**Directions**
Scan the material and copy every line in which "title" appears.
# Start of Input records
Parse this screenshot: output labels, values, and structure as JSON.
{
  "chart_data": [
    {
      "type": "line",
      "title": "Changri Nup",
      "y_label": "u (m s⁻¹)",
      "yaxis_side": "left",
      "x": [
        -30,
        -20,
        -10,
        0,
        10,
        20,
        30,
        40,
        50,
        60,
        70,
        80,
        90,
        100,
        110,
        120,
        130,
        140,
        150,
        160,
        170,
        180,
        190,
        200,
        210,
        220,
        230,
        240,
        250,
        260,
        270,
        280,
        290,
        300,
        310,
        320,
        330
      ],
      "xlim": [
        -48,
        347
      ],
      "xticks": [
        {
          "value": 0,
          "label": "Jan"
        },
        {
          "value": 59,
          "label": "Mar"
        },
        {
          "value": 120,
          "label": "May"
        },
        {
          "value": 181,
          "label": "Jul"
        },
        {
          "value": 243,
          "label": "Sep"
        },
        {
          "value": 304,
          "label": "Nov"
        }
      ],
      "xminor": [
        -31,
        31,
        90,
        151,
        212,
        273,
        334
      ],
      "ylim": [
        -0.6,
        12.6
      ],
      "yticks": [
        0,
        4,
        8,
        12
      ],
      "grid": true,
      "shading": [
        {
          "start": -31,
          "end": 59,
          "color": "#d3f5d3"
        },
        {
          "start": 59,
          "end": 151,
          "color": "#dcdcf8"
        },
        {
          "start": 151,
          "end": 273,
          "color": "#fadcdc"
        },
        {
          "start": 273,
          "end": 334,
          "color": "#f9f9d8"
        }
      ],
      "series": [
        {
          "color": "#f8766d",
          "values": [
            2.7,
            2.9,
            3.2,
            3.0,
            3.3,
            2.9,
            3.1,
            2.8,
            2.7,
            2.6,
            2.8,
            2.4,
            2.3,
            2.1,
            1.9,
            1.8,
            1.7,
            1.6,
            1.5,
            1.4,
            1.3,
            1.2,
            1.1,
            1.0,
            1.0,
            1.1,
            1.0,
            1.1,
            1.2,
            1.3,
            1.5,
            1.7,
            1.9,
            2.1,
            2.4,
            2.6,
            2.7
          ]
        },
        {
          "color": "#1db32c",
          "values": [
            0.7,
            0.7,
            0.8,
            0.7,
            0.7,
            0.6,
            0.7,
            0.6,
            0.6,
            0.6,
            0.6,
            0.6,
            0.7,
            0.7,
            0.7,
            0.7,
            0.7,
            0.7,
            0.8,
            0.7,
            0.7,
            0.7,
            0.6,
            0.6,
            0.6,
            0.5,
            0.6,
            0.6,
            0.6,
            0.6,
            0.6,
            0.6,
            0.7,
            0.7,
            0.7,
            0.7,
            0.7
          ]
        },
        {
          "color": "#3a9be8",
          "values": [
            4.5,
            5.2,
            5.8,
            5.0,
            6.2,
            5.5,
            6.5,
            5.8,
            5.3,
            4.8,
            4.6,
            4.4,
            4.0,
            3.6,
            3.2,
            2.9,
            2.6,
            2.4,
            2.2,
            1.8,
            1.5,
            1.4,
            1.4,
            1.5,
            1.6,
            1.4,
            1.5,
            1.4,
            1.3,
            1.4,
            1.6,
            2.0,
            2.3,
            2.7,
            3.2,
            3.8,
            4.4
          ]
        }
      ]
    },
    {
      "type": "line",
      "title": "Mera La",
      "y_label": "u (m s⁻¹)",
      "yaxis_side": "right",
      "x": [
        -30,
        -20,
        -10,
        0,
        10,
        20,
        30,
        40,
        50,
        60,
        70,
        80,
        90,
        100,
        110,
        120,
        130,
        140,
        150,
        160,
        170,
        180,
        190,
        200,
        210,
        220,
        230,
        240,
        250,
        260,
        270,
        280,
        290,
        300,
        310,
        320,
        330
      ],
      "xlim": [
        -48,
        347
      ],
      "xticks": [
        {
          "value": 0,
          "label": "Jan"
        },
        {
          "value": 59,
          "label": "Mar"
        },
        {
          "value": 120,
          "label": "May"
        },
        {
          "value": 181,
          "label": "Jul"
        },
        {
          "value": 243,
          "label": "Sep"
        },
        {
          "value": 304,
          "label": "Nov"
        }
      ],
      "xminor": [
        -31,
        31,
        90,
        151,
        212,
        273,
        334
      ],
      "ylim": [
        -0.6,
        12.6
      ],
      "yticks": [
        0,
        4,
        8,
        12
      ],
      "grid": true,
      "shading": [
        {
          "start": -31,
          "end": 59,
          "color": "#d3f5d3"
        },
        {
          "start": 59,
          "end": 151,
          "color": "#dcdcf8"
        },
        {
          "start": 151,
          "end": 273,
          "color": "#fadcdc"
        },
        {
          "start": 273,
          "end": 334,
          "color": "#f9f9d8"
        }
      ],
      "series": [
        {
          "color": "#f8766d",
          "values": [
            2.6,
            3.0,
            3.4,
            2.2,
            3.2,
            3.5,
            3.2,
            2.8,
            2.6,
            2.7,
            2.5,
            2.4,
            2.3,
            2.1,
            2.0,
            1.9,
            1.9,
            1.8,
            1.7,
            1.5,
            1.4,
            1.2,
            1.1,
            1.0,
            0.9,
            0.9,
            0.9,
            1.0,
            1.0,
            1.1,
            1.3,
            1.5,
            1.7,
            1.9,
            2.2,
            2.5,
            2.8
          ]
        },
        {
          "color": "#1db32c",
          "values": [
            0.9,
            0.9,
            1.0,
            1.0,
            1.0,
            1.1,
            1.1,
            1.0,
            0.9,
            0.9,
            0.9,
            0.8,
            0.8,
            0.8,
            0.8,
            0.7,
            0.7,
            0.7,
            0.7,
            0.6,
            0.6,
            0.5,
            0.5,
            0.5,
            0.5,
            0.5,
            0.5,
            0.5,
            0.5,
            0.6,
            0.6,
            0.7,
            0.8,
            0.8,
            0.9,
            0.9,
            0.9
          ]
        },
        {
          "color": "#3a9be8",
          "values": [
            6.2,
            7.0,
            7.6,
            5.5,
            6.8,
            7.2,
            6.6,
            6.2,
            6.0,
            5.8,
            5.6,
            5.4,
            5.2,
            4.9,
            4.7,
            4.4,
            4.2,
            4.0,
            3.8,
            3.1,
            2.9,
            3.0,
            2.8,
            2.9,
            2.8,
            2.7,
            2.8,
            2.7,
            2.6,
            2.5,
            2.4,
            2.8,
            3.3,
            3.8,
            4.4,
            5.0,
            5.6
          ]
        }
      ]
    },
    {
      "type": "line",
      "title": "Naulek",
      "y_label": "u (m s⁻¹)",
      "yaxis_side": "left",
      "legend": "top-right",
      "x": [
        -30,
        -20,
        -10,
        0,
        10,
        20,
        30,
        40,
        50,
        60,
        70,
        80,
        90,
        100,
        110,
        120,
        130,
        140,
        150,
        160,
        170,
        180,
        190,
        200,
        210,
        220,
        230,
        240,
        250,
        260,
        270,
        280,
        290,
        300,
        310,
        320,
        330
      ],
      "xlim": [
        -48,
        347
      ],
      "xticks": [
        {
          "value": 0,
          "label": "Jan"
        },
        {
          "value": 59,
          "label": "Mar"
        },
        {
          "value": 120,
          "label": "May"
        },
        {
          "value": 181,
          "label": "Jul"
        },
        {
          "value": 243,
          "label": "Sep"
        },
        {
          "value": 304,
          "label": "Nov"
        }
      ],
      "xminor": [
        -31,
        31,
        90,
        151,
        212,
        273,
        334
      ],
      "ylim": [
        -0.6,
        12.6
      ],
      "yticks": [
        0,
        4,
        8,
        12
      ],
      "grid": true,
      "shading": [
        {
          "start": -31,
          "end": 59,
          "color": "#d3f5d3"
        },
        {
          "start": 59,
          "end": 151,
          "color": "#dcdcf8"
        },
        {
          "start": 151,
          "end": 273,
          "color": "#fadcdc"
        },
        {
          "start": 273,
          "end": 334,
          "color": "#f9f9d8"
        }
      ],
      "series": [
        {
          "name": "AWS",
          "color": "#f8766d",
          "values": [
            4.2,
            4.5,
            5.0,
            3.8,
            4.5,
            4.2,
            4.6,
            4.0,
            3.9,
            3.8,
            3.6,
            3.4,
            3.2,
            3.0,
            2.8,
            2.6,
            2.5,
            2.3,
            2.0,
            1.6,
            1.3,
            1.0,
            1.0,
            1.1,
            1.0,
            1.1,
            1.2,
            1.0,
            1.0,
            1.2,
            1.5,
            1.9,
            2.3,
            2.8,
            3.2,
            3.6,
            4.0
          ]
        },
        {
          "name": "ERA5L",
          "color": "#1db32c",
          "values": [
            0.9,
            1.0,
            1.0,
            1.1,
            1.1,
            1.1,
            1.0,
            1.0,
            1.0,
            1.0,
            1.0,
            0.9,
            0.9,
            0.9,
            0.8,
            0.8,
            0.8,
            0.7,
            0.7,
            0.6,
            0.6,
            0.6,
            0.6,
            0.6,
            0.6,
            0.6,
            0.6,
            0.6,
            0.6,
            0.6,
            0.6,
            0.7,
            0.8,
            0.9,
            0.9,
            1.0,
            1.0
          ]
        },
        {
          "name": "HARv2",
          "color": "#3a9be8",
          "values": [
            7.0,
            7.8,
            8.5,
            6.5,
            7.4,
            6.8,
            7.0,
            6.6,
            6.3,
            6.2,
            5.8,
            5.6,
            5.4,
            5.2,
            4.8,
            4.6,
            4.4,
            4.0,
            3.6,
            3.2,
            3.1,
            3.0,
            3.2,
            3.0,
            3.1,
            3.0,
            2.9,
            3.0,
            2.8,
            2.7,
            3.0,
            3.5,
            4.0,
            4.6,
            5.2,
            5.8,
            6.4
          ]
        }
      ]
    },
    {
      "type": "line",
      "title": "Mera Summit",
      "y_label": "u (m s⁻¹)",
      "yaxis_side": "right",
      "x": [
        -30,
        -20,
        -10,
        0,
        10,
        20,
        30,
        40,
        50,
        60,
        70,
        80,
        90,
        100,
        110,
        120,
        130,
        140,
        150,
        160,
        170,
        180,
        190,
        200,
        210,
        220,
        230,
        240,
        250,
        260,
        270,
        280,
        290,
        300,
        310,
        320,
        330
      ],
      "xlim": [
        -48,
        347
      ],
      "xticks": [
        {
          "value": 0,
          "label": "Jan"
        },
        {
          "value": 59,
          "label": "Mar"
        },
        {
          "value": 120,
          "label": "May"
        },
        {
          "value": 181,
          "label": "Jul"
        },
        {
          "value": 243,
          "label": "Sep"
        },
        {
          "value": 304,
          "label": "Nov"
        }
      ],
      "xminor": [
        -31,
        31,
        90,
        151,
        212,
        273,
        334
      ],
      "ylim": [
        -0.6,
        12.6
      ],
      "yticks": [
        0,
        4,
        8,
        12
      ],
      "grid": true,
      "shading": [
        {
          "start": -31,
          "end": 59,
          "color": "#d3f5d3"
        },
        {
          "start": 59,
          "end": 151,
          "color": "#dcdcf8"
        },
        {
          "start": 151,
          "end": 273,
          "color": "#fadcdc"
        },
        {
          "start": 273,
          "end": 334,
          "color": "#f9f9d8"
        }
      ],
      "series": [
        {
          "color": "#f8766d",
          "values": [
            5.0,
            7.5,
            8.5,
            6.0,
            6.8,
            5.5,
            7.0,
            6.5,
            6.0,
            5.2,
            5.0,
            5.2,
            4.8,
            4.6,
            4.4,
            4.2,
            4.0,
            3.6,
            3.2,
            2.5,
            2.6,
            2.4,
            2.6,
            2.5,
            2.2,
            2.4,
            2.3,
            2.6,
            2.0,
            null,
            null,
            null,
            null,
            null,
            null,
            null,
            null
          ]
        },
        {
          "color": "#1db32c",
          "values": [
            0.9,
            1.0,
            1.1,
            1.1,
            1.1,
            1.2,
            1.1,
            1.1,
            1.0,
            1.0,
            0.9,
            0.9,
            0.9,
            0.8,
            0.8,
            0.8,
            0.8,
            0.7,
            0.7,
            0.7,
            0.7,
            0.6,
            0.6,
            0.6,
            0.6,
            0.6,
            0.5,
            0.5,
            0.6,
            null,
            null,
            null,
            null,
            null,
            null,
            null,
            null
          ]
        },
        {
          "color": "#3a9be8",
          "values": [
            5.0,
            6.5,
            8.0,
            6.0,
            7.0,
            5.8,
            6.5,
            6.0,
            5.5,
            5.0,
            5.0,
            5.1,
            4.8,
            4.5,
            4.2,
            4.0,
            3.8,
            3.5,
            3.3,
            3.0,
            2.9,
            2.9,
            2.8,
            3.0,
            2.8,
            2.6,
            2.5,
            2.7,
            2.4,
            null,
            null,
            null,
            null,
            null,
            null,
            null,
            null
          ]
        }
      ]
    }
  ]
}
# End of Input records
**Solution to the problem**
      "title": "Changri Nup",
      "title": "Mera La",
      "title": "Naulek",
      "title": "Mera Summit",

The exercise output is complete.